(Exercise details):
Return the records that follow unaltered. Omit every picture.

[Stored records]
----------

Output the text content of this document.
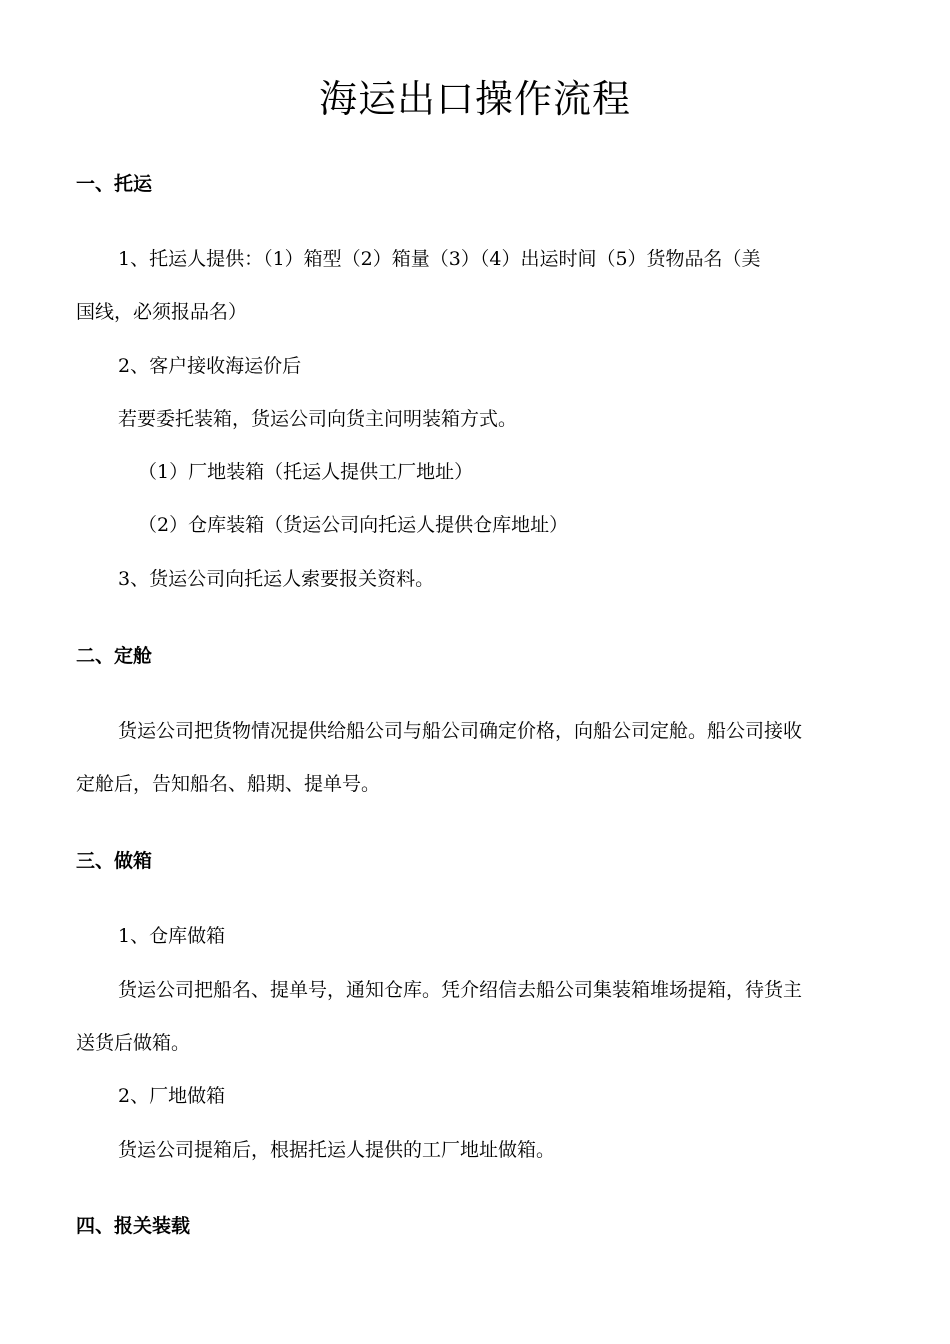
海运出口操作流程
一、托运

1、托运人提供：（1）箱型（2）箱量（3）（4）出运时间（5）货物品名（美

国线，必须报品名）

2、客户接收海运价后

若要委托装箱，货运公司向货主问明装箱方式。

（1）厂地装箱（托运人提供工厂地址）

（2）仓库装箱（货运公司向托运人提供仓库地址）

3、货运公司向托运人索要报关资料。

二、定舱

货运公司把货物情况提供给船公司与船公司确定价格，向船公司定舱。船公司接收

定舱后，告知船名、船期、提单号。

三、做箱

1、仓库做箱

货运公司把船名、提单号，通知仓库。凭介绍信去船公司集装箱堆场提箱，待货主

送货后做箱。

2、厂地做箱

货运公司提箱后，根据托运人提供的工厂地址做箱。

四、报关装载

----------

(Answer to the exercise):
Output the text content of this document.
海运出口操作流程
一、托运

1、托运人提供：（1）箱型（2）箱量（3）（4）出运时间（5）货物品名（美

国线，必须报品名）

2、客户接收海运价后

若要委托装箱，货运公司向货主问明装箱方式。

（1）厂地装箱（托运人提供工厂地址）

（2）仓库装箱（货运公司向托运人提供仓库地址）

3、货运公司向托运人索要报关资料。

二、定舱

货运公司把货物情况提供给船公司与船公司确定价格，向船公司定舱。船公司接收

定舱后，告知船名、船期、提单号。

三、做箱

1、仓库做箱

货运公司把船名、提单号，通知仓库。凭介绍信去船公司集装箱堆场提箱，待货主

送货后做箱。

2、厂地做箱

货运公司提箱后，根据托运人提供的工厂地址做箱。

四、报关装载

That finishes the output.